>> Begin

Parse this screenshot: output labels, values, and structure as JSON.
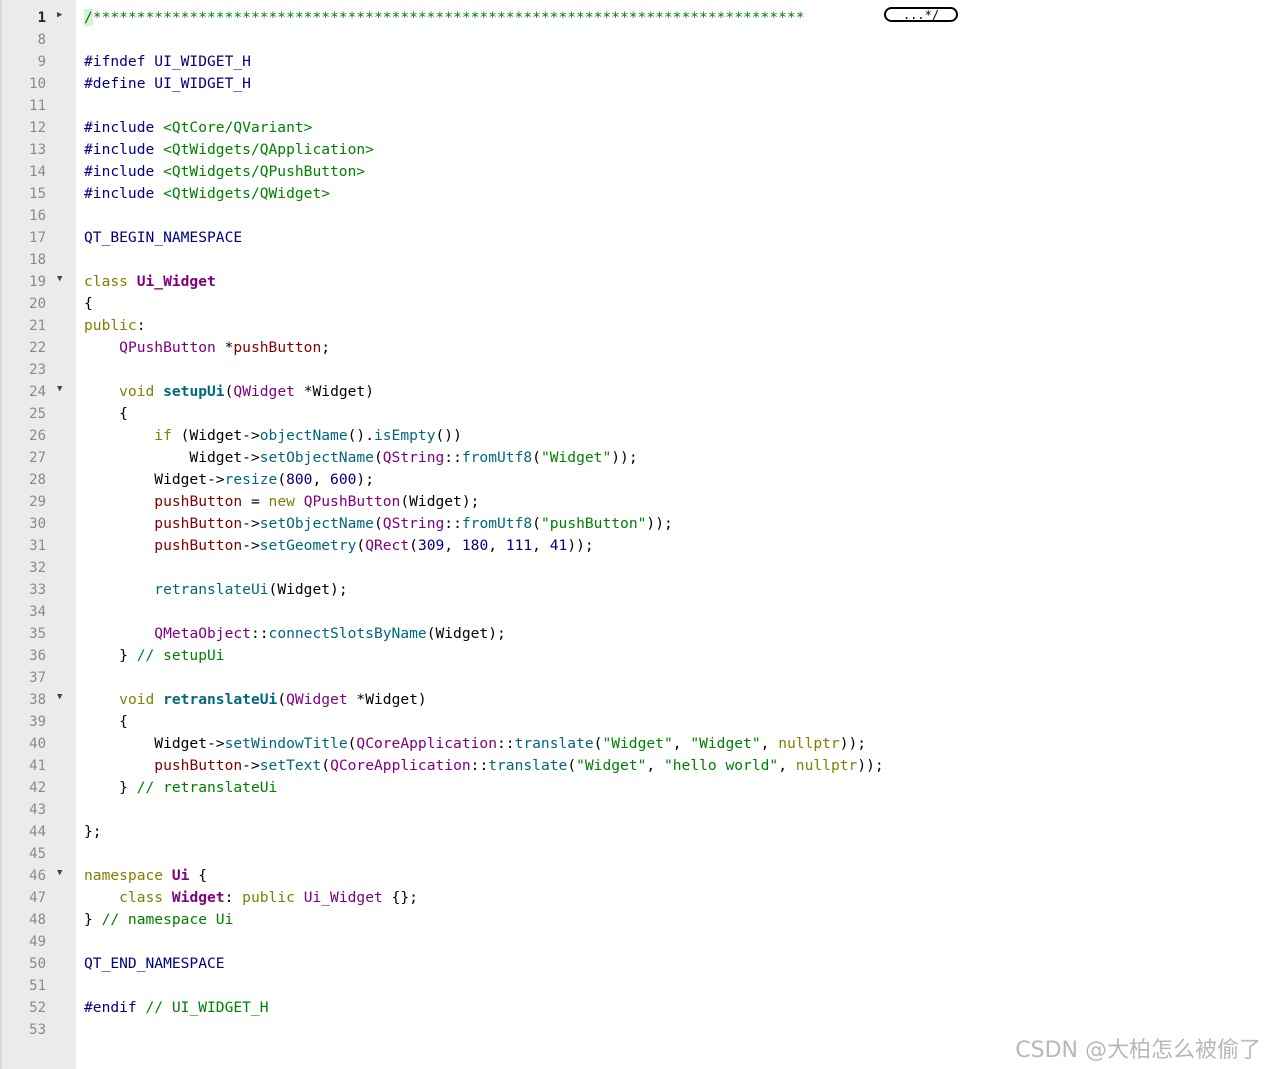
{
  "gutter": {
    "fold_marker_collapsed": "triangle-right-icon",
    "fold_marker_expanded": "triangle-down-icon"
  },
  "lines": [
    {
      "n": "1",
      "current": true,
      "fold": "collapsed",
      "tokens": [
        [
          "t-bar",
          "/"
        ],
        [
          "t-cmt",
          "*********************************************************************************"
        ]
      ],
      "foldBox": "...*/"
    },
    {
      "n": "8",
      "tokens": []
    },
    {
      "n": "9",
      "tokens": [
        [
          "t-pre",
          "#ifndef UI_WIDGET_H"
        ]
      ]
    },
    {
      "n": "10",
      "tokens": [
        [
          "t-pre",
          "#define UI_WIDGET_H"
        ]
      ]
    },
    {
      "n": "11",
      "tokens": []
    },
    {
      "n": "12",
      "tokens": [
        [
          "t-pre",
          "#include "
        ],
        [
          "t-inc",
          "<QtCore/QVariant>"
        ]
      ]
    },
    {
      "n": "13",
      "tokens": [
        [
          "t-pre",
          "#include "
        ],
        [
          "t-inc",
          "<QtWidgets/QApplication>"
        ]
      ]
    },
    {
      "n": "14",
      "tokens": [
        [
          "t-pre",
          "#include "
        ],
        [
          "t-inc",
          "<QtWidgets/QPushButton>"
        ]
      ]
    },
    {
      "n": "15",
      "tokens": [
        [
          "t-pre",
          "#include "
        ],
        [
          "t-inc",
          "<QtWidgets/QWidget>"
        ]
      ]
    },
    {
      "n": "16",
      "tokens": []
    },
    {
      "n": "17",
      "tokens": [
        [
          "t-pre",
          "QT_BEGIN_NAMESPACE"
        ]
      ]
    },
    {
      "n": "18",
      "tokens": []
    },
    {
      "n": "19",
      "fold": "expanded",
      "tokens": [
        [
          "t-kw",
          "class "
        ],
        [
          "t-cls",
          "Ui_Widget"
        ]
      ]
    },
    {
      "n": "20",
      "tokens": [
        [
          "",
          "{"
        ]
      ]
    },
    {
      "n": "21",
      "tokens": [
        [
          "t-kw",
          "public"
        ],
        [
          "",
          ":"
        ]
      ]
    },
    {
      "n": "22",
      "tokens": [
        [
          "",
          "    "
        ],
        [
          "t-type",
          "QPushButton"
        ],
        [
          "",
          " *"
        ],
        [
          "t-fld",
          "pushButton"
        ],
        [
          "",
          ";"
        ]
      ]
    },
    {
      "n": "23",
      "tokens": []
    },
    {
      "n": "24",
      "fold": "expanded",
      "tokens": [
        [
          "",
          "    "
        ],
        [
          "t-kw",
          "void "
        ],
        [
          "t-fnb",
          "setupUi"
        ],
        [
          "",
          "("
        ],
        [
          "t-type",
          "QWidget"
        ],
        [
          "",
          " *Widget)"
        ]
      ]
    },
    {
      "n": "25",
      "tokens": [
        [
          "",
          "    {"
        ]
      ]
    },
    {
      "n": "26",
      "tokens": [
        [
          "",
          "        "
        ],
        [
          "t-kw",
          "if"
        ],
        [
          "",
          " (Widget->"
        ],
        [
          "t-fn",
          "objectName"
        ],
        [
          "",
          "()."
        ],
        [
          "t-fn",
          "isEmpty"
        ],
        [
          "",
          "())"
        ]
      ]
    },
    {
      "n": "27",
      "tokens": [
        [
          "",
          "            Widget->"
        ],
        [
          "t-fn",
          "setObjectName"
        ],
        [
          "",
          "("
        ],
        [
          "t-type",
          "QString"
        ],
        [
          "",
          "::"
        ],
        [
          "t-fn",
          "fromUtf8"
        ],
        [
          "",
          "("
        ],
        [
          "t-str",
          "\"Widget\""
        ],
        [
          "",
          "));"
        ]
      ]
    },
    {
      "n": "28",
      "tokens": [
        [
          "",
          "        Widget->"
        ],
        [
          "t-fn",
          "resize"
        ],
        [
          "",
          "("
        ],
        [
          "t-num",
          "800"
        ],
        [
          "",
          ", "
        ],
        [
          "t-num",
          "600"
        ],
        [
          "",
          ");"
        ]
      ]
    },
    {
      "n": "29",
      "tokens": [
        [
          "",
          "        "
        ],
        [
          "t-fld",
          "pushButton"
        ],
        [
          "",
          " = "
        ],
        [
          "t-kw",
          "new "
        ],
        [
          "t-type",
          "QPushButton"
        ],
        [
          "",
          "(Widget);"
        ]
      ]
    },
    {
      "n": "30",
      "tokens": [
        [
          "",
          "        "
        ],
        [
          "t-fld",
          "pushButton"
        ],
        [
          "",
          "->"
        ],
        [
          "t-fn",
          "setObjectName"
        ],
        [
          "",
          "("
        ],
        [
          "t-type",
          "QString"
        ],
        [
          "",
          "::"
        ],
        [
          "t-fn",
          "fromUtf8"
        ],
        [
          "",
          "("
        ],
        [
          "t-str",
          "\"pushButton\""
        ],
        [
          "",
          "));"
        ]
      ]
    },
    {
      "n": "31",
      "tokens": [
        [
          "",
          "        "
        ],
        [
          "t-fld",
          "pushButton"
        ],
        [
          "",
          "->"
        ],
        [
          "t-fn",
          "setGeometry"
        ],
        [
          "",
          "("
        ],
        [
          "t-type",
          "QRect"
        ],
        [
          "",
          "("
        ],
        [
          "t-num",
          "309"
        ],
        [
          "",
          ", "
        ],
        [
          "t-num",
          "180"
        ],
        [
          "",
          ", "
        ],
        [
          "t-num",
          "111"
        ],
        [
          "",
          ", "
        ],
        [
          "t-num",
          "41"
        ],
        [
          "",
          "));"
        ]
      ]
    },
    {
      "n": "32",
      "tokens": []
    },
    {
      "n": "33",
      "tokens": [
        [
          "",
          "        "
        ],
        [
          "t-fn",
          "retranslateUi"
        ],
        [
          "",
          "(Widget);"
        ]
      ]
    },
    {
      "n": "34",
      "tokens": []
    },
    {
      "n": "35",
      "tokens": [
        [
          "",
          "        "
        ],
        [
          "t-type",
          "QMetaObject"
        ],
        [
          "",
          "::"
        ],
        [
          "t-fn",
          "connectSlotsByName"
        ],
        [
          "",
          "(Widget);"
        ]
      ]
    },
    {
      "n": "36",
      "tokens": [
        [
          "",
          "    } "
        ],
        [
          "t-cmt",
          "// setupUi"
        ]
      ]
    },
    {
      "n": "37",
      "tokens": []
    },
    {
      "n": "38",
      "fold": "expanded",
      "tokens": [
        [
          "",
          "    "
        ],
        [
          "t-kw",
          "void "
        ],
        [
          "t-fnb",
          "retranslateUi"
        ],
        [
          "",
          "("
        ],
        [
          "t-type",
          "QWidget"
        ],
        [
          "",
          " *Widget)"
        ]
      ]
    },
    {
      "n": "39",
      "tokens": [
        [
          "",
          "    {"
        ]
      ]
    },
    {
      "n": "40",
      "tokens": [
        [
          "",
          "        Widget->"
        ],
        [
          "t-fn",
          "setWindowTitle"
        ],
        [
          "",
          "("
        ],
        [
          "t-type",
          "QCoreApplication"
        ],
        [
          "",
          "::"
        ],
        [
          "t-fn",
          "translate"
        ],
        [
          "",
          "("
        ],
        [
          "t-str",
          "\"Widget\""
        ],
        [
          "",
          ", "
        ],
        [
          "t-str",
          "\"Widget\""
        ],
        [
          "",
          ", "
        ],
        [
          "t-kw",
          "nullptr"
        ],
        [
          "",
          "));"
        ]
      ]
    },
    {
      "n": "41",
      "tokens": [
        [
          "",
          "        "
        ],
        [
          "t-fld",
          "pushButton"
        ],
        [
          "",
          "->"
        ],
        [
          "t-fn",
          "setText"
        ],
        [
          "",
          "("
        ],
        [
          "t-type",
          "QCoreApplication"
        ],
        [
          "",
          "::"
        ],
        [
          "t-fn",
          "translate"
        ],
        [
          "",
          "("
        ],
        [
          "t-str",
          "\"Widget\""
        ],
        [
          "",
          ", "
        ],
        [
          "t-str",
          "\"hello world\""
        ],
        [
          "",
          ", "
        ],
        [
          "t-kw",
          "nullptr"
        ],
        [
          "",
          "));"
        ]
      ]
    },
    {
      "n": "42",
      "tokens": [
        [
          "",
          "    } "
        ],
        [
          "t-cmt",
          "// retranslateUi"
        ]
      ]
    },
    {
      "n": "43",
      "tokens": []
    },
    {
      "n": "44",
      "tokens": [
        [
          "",
          "};"
        ]
      ]
    },
    {
      "n": "45",
      "tokens": []
    },
    {
      "n": "46",
      "fold": "expanded",
      "tokens": [
        [
          "t-kw",
          "namespace "
        ],
        [
          "t-cls",
          "Ui"
        ],
        [
          "",
          " {"
        ]
      ]
    },
    {
      "n": "47",
      "tokens": [
        [
          "",
          "    "
        ],
        [
          "t-kw",
          "class "
        ],
        [
          "t-cls",
          "Widget"
        ],
        [
          "",
          ": "
        ],
        [
          "t-kw",
          "public "
        ],
        [
          "t-type",
          "Ui_Widget"
        ],
        [
          "",
          " {};"
        ]
      ]
    },
    {
      "n": "48",
      "tokens": [
        [
          "",
          "} "
        ],
        [
          "t-cmt",
          "// namespace Ui"
        ]
      ]
    },
    {
      "n": "49",
      "tokens": []
    },
    {
      "n": "50",
      "tokens": [
        [
          "t-pre",
          "QT_END_NAMESPACE"
        ]
      ]
    },
    {
      "n": "51",
      "tokens": []
    },
    {
      "n": "52",
      "tokens": [
        [
          "t-pre",
          "#endif "
        ],
        [
          "t-cmt",
          "// UI_WIDGET_H"
        ]
      ]
    },
    {
      "n": "53",
      "tokens": []
    }
  ],
  "watermark": "CSDN @大柏怎么被偷了"
}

>> End

**What is required**
Which lines above contain "QtWidgets"? Show each of them.

**Problem solution**
          "<QtWidgets/QApplication>"
          "<QtWidgets/QPushButton>"
          "<QtWidgets/QWidget>"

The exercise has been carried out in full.